(Items from a data source)

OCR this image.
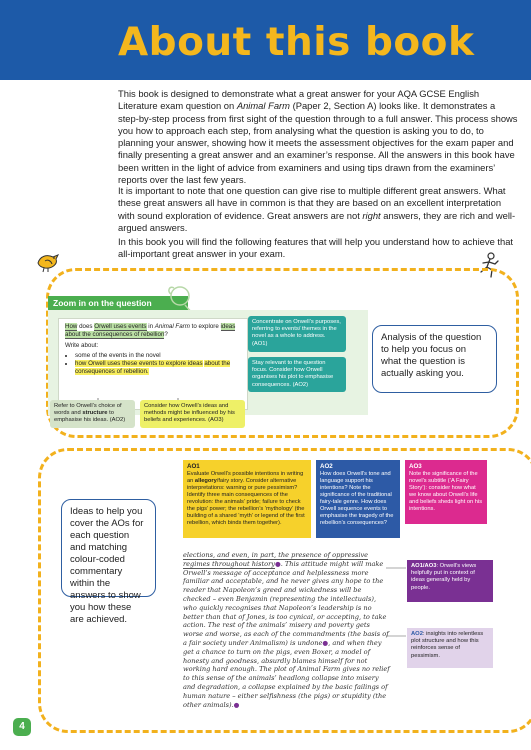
About this book

This book is designed to demonstrate what a great answer for your AQA GCSE English Literature exam question on Animal Farm (Paper 2, Section A) looks like. It demonstrates a step-by-step process from first sight of the question through to a full answer. This process shows you how to approach each step, from analysing what the question is asking you to do, to planning your answer, showing how it meets the assessment objectives for the exam paper and finally presenting a great answer and an examiner’s response. All the answers in this book have been written in the light of advice from examiners and using tips drawn from the examiners’ reports over the last few years.

It is important to note that one question can give rise to multiple different great answers. What these great answers all have in common is that they are based on an excellent interpretation with sound exploration of evidence. Great answers are not right answers, they are rich and well-argued answers.

In this book you will find the following features that will help you understand how to achieve that all-important great answer in your exam.

Zoom in on the question

How does Orwell uses events in Animal Farm to explore ideas about the consequences of rebellion?

Write about:

• some of the events in the novel
• how Orwell uses these events to explore ideas about the consequences of rebellion.
Concentrate on Orwell’s purposes, referring to events/ themes in the novel as a whole to address. (AO1)
Stay relevant to the question focus. Consider how Orwell organises his plot to emphasise consequences. (AO2)
Refer to Orwell’s choice of words and structure to emphasise his ideas. (AO2)
Consider how Orwell’s ideas and methods might be influenced by his beliefs and experiences. (AO3)
Analysis of the question to help you focus on what the question is actually asking you.
Ideas to help you cover the AOs for each question and matching colour-coded commentary within the answers to show you how these are achieved.
AO1
Evaluate Orwell’s possible intentions in writing an allegory/fairy story. Consider alternative interpretations: warning or pure pessimism? Identify three main consequences of the revolution: the animals’ pride; failure to check the pigs’ power; the rebellion’s ‘mythology’ (the building of a shared ‘myth’ or legend of the first rebellion, which binds them together).
AO2
How does Orwell’s tone and language support his intentions? Note the significance of the traditional fairy-tale genre. How does Orwell sequence events to emphasise the tragedy of the rebellion’s consequences?
AO3
Note the significance of the novel’s subtitle (‘A Fairy Story’): consider how what we know about Orwell’s life and beliefs sheds light on his intentions.

elections, and even, in part, the presence of oppressive regimes throughout history●. This attitude might will make Orwell’s message of acceptance and helplessness more familiar and acceptable, and he never gives any hope to the reader that Napoleon’s greed and wickedness will be checked – even Benjamin (representing the intellectuals), who quickly recognises that Napoleon’s leadership is no better than that of Jones, is too cynical, or accepting, to take action. The rest of the animals’ misery and poverty gets worse and worse, as each of the commandments (the basis of a fair society under Animalism) is undone●, and when they get a chance to turn on the pigs, even Boxer, a model of honesty and goodness, absurdly blames himself for not working hard enough. The plot of Animal Farm gives no relief to this sense of the animals’ headlong collapse into misery and degradation, a collapse explained by the basic failings of human nature – either selfishness (the pigs) or stupidity (the other animals).●

AO1/AO3: Orwell’s views helpfully put in context of ideas generally held by people.
AO2: insights into relentless plot structure and how this reinforces sense of pessimism.
4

## PROBLEM STATEMENT
In the entries above, identify each line that includes the string "novel", then copy it.

## ANSWER FOR THE TASK
• some of the events in the novel
Concentrate on Orwell’s purposes, referring to events/ themes in the novel as a whole to address. (AO1)
Note the significance of the novel’s subtitle (‘A Fairy Story’): consider how what we know about Orwell’s life and beliefs sheds light on his intentions.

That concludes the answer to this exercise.